§ TO DO: Omit every picture and output the rest of the records exactly as they are.

(Figure content listings)
-- -- --
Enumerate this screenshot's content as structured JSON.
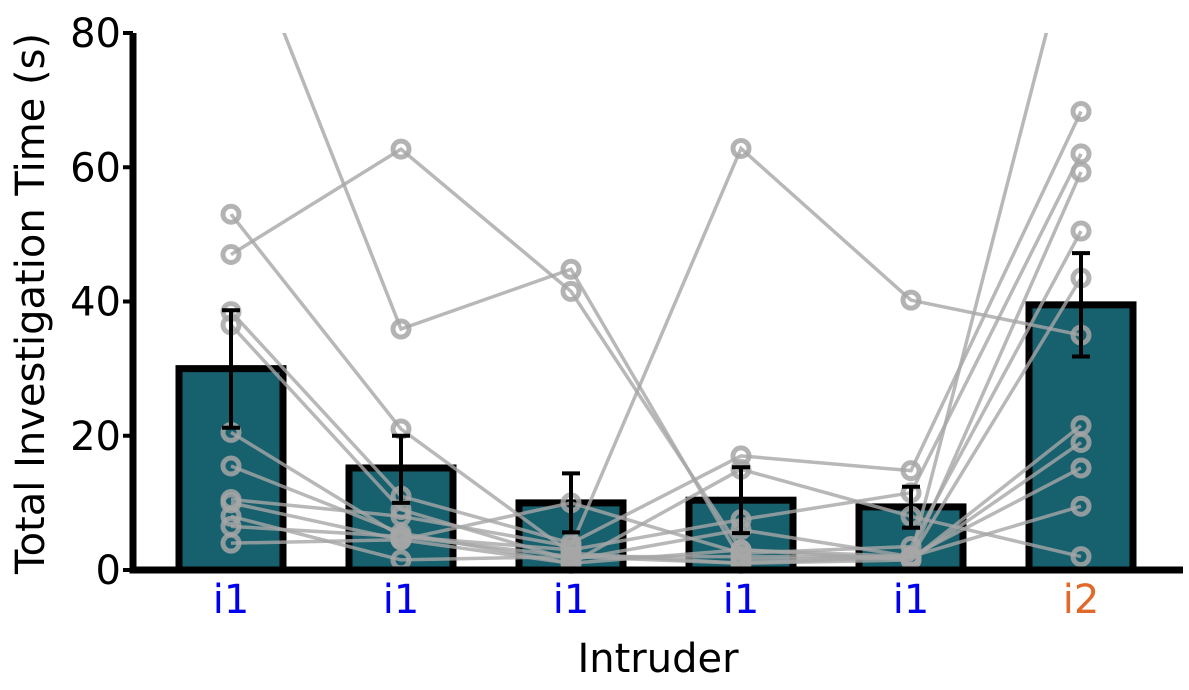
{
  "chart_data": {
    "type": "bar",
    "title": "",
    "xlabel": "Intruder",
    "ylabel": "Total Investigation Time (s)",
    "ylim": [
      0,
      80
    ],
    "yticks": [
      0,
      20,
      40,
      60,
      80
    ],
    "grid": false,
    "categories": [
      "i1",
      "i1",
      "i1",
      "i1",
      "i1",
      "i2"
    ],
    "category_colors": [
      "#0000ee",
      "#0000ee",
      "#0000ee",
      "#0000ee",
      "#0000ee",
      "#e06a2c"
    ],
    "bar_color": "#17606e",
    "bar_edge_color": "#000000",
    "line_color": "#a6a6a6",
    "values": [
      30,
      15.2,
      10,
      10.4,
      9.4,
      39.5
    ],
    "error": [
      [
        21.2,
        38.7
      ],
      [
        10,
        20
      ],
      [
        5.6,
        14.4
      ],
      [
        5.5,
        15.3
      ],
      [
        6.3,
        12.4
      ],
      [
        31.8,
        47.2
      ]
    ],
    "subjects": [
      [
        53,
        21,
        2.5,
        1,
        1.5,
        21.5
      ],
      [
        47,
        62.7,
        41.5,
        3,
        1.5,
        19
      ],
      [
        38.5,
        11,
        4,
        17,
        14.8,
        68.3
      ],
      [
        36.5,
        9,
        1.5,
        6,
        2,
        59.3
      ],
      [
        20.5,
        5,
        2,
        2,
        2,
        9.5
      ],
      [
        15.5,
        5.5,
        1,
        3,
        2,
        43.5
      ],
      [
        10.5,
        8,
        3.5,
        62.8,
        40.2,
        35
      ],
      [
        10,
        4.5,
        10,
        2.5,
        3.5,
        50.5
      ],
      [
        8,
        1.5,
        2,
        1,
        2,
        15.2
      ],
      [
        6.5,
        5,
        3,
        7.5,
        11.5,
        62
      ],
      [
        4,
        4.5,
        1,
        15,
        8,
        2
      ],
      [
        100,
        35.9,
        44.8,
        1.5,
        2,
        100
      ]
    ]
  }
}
-- -- --
§ SOLUTION TO THIS PROBLEM:
Enumerate this screenshot's content as structured JSON.
{
  "chart_data": {
    "type": "bar",
    "title": "",
    "xlabel": "Intruder",
    "ylabel": "Total Investigation Time (s)",
    "ylim": [
      0,
      80
    ],
    "yticks": [
      0,
      20,
      40,
      60,
      80
    ],
    "grid": false,
    "categories": [
      "i1",
      "i1",
      "i1",
      "i1",
      "i1",
      "i2"
    ],
    "category_colors": [
      "#0000ee",
      "#0000ee",
      "#0000ee",
      "#0000ee",
      "#0000ee",
      "#e06a2c"
    ],
    "bar_color": "#17606e",
    "bar_edge_color": "#000000",
    "line_color": "#a6a6a6",
    "values": [
      30,
      15.2,
      10,
      10.4,
      9.4,
      39.5
    ],
    "error": [
      [
        21.2,
        38.7
      ],
      [
        10,
        20
      ],
      [
        5.6,
        14.4
      ],
      [
        5.5,
        15.3
      ],
      [
        6.3,
        12.4
      ],
      [
        31.8,
        47.2
      ]
    ],
    "subjects": [
      [
        53,
        21,
        2.5,
        1,
        1.5,
        21.5
      ],
      [
        47,
        62.7,
        41.5,
        3,
        1.5,
        19
      ],
      [
        38.5,
        11,
        4,
        17,
        14.8,
        68.3
      ],
      [
        36.5,
        9,
        1.5,
        6,
        2,
        59.3
      ],
      [
        20.5,
        5,
        2,
        2,
        2,
        9.5
      ],
      [
        15.5,
        5.5,
        1,
        3,
        2,
        43.5
      ],
      [
        10.5,
        8,
        3.5,
        62.8,
        40.2,
        35
      ],
      [
        10,
        4.5,
        10,
        2.5,
        3.5,
        50.5
      ],
      [
        8,
        1.5,
        2,
        1,
        2,
        15.2
      ],
      [
        6.5,
        5,
        3,
        7.5,
        11.5,
        62
      ],
      [
        4,
        4.5,
        1,
        15,
        8,
        2
      ],
      [
        100,
        35.9,
        44.8,
        1.5,
        2,
        100
      ]
    ]
  }
}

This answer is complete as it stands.